[WHAT TO DO] Find every line below that contains the word "werden" and copy it out.

━━━ RECORDED INFORMATION ━━━

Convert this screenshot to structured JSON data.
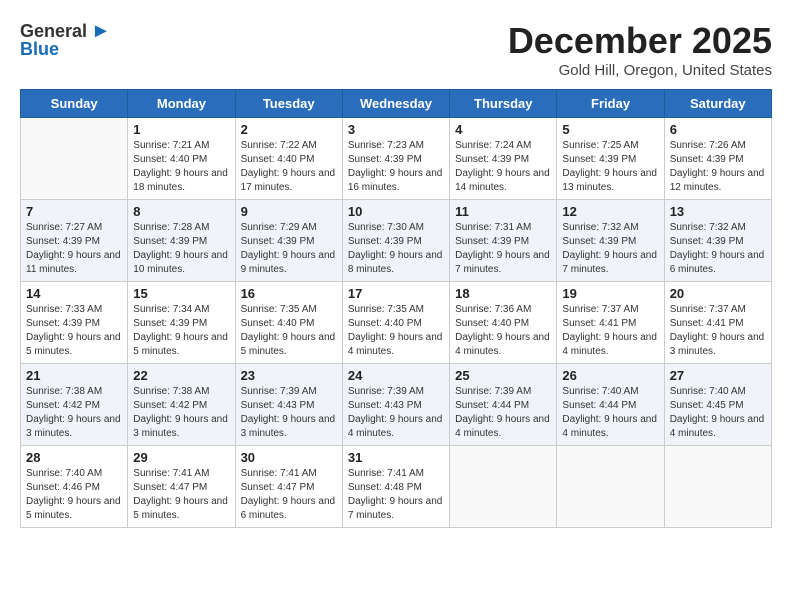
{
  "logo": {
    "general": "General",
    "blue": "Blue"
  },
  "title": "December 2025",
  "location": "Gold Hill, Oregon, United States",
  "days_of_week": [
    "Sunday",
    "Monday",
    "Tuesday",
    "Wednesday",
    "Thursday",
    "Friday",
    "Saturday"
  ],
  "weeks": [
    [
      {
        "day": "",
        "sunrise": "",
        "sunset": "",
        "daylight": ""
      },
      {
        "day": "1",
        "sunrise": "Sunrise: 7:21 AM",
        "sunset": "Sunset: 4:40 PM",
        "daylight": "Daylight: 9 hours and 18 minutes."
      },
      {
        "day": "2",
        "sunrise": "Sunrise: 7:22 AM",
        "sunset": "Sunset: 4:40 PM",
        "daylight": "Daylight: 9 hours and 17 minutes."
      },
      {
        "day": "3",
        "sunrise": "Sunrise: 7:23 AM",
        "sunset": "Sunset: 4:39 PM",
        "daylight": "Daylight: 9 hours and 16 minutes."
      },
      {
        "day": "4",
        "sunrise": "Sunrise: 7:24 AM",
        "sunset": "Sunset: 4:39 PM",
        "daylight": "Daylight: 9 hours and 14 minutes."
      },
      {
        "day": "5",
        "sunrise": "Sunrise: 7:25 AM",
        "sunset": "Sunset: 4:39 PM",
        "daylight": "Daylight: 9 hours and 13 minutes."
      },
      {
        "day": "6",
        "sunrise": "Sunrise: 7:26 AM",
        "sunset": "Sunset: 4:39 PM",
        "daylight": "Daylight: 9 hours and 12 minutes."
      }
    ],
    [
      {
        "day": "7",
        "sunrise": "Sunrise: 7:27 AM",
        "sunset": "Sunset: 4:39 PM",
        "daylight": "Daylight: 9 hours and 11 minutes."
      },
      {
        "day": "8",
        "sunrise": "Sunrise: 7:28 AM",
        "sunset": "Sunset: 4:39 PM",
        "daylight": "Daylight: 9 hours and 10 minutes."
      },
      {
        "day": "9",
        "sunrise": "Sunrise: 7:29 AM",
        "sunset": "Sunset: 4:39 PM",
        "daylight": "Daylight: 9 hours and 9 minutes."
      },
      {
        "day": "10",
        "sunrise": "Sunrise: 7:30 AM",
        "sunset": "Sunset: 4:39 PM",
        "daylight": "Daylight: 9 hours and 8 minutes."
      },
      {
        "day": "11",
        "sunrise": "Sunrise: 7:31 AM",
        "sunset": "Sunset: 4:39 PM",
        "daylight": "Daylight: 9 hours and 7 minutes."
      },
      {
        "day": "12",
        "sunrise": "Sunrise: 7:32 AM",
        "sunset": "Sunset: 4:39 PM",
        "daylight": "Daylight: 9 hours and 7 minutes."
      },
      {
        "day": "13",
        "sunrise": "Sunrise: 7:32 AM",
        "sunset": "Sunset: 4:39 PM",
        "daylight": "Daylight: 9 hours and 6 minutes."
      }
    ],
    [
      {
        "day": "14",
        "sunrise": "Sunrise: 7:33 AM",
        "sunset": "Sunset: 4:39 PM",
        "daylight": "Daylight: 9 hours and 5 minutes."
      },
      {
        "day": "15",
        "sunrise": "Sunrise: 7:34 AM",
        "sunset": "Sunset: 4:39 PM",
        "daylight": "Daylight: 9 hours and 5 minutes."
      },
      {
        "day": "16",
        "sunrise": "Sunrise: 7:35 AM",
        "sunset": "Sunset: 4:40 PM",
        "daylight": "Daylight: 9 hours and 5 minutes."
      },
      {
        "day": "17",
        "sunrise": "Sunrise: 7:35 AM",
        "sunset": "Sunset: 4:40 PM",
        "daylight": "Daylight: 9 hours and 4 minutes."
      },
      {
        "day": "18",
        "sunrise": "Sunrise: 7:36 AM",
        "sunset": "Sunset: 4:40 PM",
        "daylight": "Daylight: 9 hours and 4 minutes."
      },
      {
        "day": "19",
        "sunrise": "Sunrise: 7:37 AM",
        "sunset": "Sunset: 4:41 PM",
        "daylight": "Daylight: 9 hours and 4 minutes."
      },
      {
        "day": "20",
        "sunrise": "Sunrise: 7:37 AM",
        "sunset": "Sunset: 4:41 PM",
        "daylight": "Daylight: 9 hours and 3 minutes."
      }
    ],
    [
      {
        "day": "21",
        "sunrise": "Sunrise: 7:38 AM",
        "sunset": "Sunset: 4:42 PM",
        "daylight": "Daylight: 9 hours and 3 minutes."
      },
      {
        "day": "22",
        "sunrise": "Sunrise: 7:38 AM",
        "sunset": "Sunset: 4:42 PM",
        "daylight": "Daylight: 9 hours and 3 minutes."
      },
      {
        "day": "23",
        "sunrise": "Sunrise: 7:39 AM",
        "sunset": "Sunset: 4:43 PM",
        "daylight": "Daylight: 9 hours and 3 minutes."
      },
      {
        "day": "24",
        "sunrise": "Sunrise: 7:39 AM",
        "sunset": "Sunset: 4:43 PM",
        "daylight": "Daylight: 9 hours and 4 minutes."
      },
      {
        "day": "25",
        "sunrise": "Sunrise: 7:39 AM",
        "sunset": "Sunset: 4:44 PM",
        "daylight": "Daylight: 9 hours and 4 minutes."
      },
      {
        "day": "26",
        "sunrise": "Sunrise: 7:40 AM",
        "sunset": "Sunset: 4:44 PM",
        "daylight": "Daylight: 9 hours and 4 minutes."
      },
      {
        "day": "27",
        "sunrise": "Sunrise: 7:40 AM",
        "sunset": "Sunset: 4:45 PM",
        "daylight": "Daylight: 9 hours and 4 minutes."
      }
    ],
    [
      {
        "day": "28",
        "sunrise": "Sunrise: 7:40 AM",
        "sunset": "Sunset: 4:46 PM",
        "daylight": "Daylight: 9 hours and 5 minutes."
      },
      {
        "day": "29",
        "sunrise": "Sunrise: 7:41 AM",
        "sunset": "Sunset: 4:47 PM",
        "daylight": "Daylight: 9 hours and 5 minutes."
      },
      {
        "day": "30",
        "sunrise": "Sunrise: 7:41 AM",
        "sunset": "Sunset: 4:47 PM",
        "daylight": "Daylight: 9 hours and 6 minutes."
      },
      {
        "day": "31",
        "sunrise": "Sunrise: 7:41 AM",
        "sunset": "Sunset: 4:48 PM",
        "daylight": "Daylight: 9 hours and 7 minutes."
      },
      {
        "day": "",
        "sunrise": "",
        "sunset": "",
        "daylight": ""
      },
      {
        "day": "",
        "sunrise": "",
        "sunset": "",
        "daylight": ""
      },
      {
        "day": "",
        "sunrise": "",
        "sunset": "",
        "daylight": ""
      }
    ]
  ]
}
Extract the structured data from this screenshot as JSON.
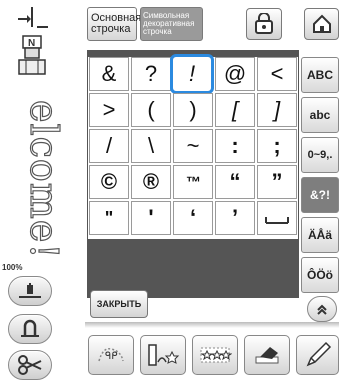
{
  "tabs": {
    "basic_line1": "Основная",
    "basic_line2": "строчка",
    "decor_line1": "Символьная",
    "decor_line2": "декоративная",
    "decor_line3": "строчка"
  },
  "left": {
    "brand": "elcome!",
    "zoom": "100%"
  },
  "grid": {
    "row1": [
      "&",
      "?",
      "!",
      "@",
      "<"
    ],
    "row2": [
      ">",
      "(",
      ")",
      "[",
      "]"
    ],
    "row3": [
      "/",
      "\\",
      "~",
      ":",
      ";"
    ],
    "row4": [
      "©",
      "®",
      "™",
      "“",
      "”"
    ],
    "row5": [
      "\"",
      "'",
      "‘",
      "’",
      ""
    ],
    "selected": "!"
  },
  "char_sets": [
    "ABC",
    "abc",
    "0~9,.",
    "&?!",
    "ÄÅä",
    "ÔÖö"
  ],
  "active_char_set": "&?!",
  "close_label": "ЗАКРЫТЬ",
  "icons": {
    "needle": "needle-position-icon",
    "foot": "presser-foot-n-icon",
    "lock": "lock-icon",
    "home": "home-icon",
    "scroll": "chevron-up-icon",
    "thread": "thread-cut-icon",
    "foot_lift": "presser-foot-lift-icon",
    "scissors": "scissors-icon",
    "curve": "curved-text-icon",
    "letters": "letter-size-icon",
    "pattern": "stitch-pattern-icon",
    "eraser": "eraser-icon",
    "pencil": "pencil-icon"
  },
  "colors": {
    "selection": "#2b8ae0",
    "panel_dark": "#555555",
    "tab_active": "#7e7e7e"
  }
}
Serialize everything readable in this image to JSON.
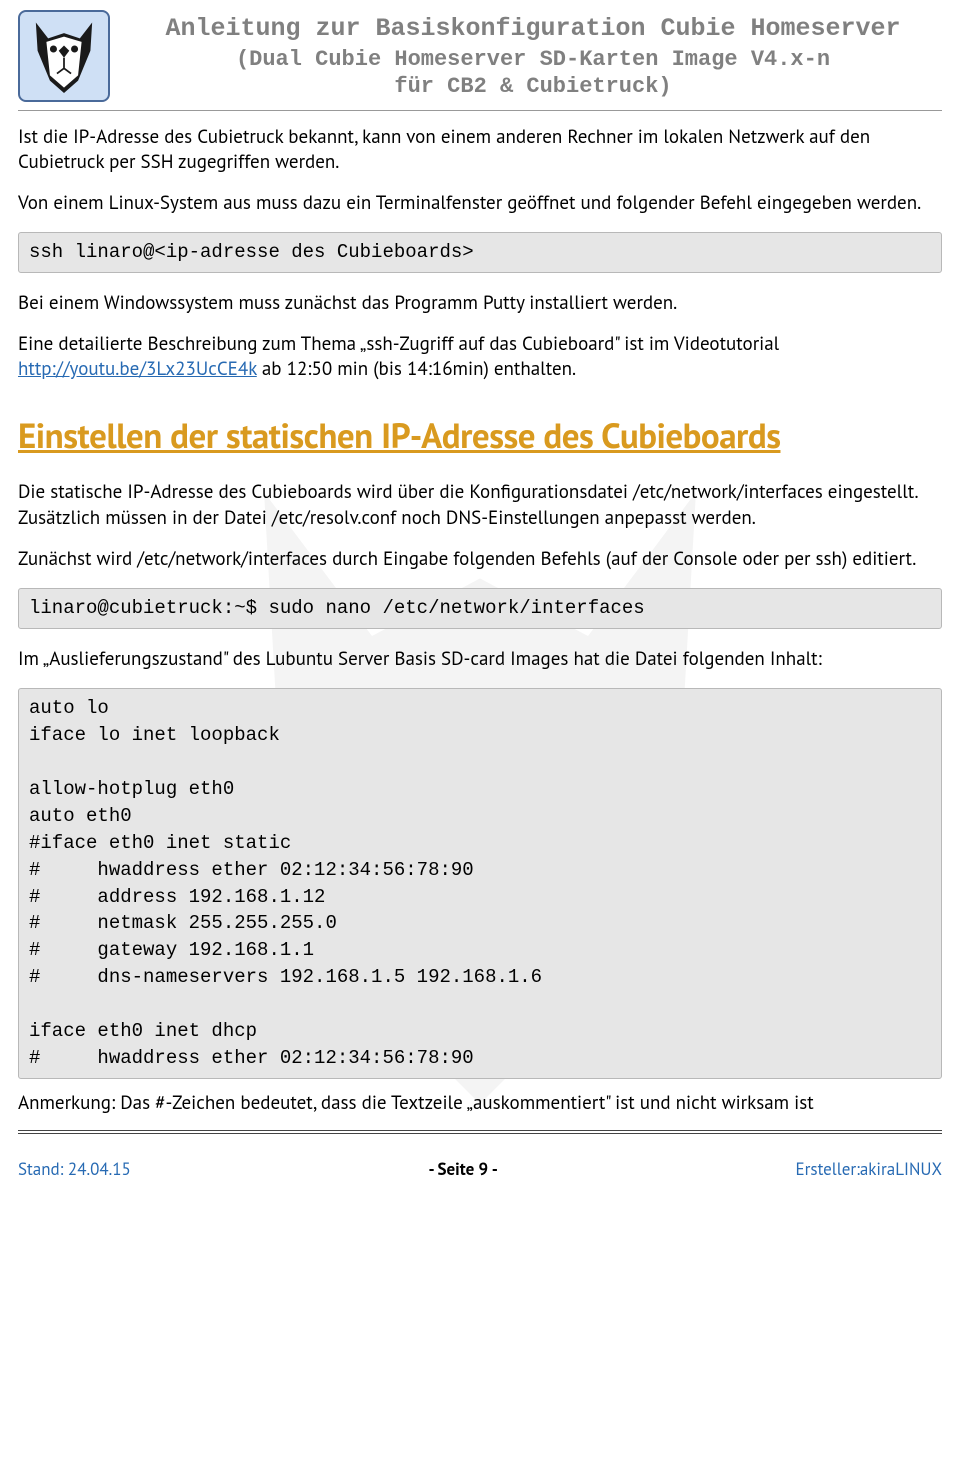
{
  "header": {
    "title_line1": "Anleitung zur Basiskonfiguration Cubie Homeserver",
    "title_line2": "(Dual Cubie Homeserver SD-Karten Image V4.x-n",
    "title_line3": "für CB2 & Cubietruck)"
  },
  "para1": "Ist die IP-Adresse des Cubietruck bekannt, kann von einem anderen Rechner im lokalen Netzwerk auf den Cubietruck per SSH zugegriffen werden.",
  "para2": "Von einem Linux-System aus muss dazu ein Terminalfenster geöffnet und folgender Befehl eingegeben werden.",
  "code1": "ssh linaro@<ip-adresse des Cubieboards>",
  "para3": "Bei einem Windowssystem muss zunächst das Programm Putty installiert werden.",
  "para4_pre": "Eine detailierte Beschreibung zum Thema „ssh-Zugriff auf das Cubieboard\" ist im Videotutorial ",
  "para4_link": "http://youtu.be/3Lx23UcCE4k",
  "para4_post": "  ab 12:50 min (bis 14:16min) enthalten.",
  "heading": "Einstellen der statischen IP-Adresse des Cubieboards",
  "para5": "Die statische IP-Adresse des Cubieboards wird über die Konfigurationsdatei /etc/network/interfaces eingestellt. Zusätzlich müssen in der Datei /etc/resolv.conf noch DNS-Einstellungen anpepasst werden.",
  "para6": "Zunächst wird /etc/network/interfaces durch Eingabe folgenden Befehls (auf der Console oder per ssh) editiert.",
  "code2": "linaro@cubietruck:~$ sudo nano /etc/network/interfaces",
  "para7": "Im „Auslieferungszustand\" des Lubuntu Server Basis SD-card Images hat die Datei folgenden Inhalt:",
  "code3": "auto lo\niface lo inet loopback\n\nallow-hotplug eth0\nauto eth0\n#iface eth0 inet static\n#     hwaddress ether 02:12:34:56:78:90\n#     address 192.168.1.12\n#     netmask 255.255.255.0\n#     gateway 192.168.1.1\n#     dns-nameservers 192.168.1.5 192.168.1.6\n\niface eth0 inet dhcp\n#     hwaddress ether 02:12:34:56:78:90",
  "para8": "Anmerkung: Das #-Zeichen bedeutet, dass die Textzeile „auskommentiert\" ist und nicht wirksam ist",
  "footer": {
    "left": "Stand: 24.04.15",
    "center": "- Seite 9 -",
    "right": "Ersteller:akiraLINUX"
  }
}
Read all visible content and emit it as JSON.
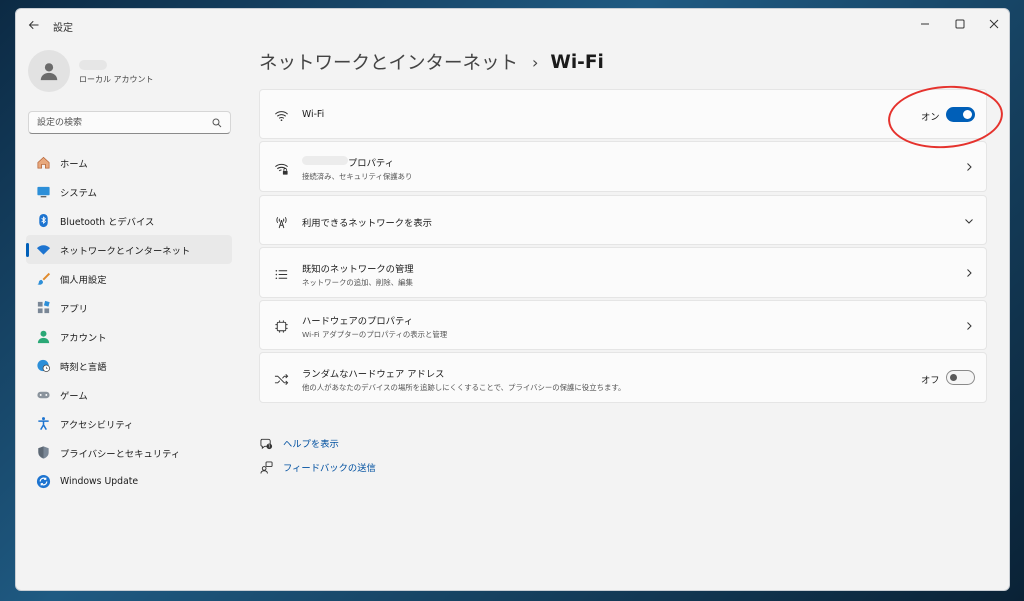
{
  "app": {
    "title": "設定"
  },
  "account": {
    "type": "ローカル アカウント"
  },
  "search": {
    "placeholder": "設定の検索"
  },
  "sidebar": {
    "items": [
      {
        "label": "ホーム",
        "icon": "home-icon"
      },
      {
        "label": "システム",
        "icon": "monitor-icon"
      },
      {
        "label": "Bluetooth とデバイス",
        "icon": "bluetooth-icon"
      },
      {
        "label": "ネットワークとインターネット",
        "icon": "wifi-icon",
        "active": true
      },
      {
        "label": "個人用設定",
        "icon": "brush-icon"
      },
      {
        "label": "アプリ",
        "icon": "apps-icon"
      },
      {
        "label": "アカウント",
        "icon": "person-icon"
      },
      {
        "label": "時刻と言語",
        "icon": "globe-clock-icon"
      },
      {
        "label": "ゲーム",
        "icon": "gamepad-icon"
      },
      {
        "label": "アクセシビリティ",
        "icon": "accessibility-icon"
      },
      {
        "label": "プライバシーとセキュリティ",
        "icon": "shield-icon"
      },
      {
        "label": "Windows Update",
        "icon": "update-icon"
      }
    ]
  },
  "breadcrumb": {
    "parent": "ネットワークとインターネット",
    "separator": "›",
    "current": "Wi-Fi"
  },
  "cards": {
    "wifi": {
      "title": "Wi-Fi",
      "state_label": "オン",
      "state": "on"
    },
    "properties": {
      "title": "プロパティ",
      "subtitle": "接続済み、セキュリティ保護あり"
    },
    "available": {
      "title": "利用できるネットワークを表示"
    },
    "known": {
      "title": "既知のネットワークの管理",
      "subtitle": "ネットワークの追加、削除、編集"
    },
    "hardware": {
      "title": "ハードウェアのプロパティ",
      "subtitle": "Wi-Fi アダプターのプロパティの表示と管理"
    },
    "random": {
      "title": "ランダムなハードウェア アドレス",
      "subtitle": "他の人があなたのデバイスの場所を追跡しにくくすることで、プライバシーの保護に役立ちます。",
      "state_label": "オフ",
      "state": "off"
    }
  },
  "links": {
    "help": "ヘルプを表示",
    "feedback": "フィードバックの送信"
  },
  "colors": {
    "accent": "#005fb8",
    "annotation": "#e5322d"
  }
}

━━━

[PROBLEM SOLUTION]
  "para1": "Ist die IP-Adresse des Cubietruck bekannt, kann von einem anderen Rechner im lokalen Netzwerk auf den Cubietruck per SSH zugegriffen werden.",
  "para2": "Von einem Linux-System aus muss dazu ein Terminalfenster geöffnet und folgender Befehl eingegeben werden.",
  "para3": "Bei einem Windowssystem muss zunächst das Programm Putty installiert werden.",
  "para5": "Die statische IP-Adresse des Cubieboards wird über die Konfigurationsdatei /etc/network/interfaces eingestellt. Zusätzlich müssen in der Datei /etc/resolv.conf noch DNS-Einstellungen anpepasst werden.",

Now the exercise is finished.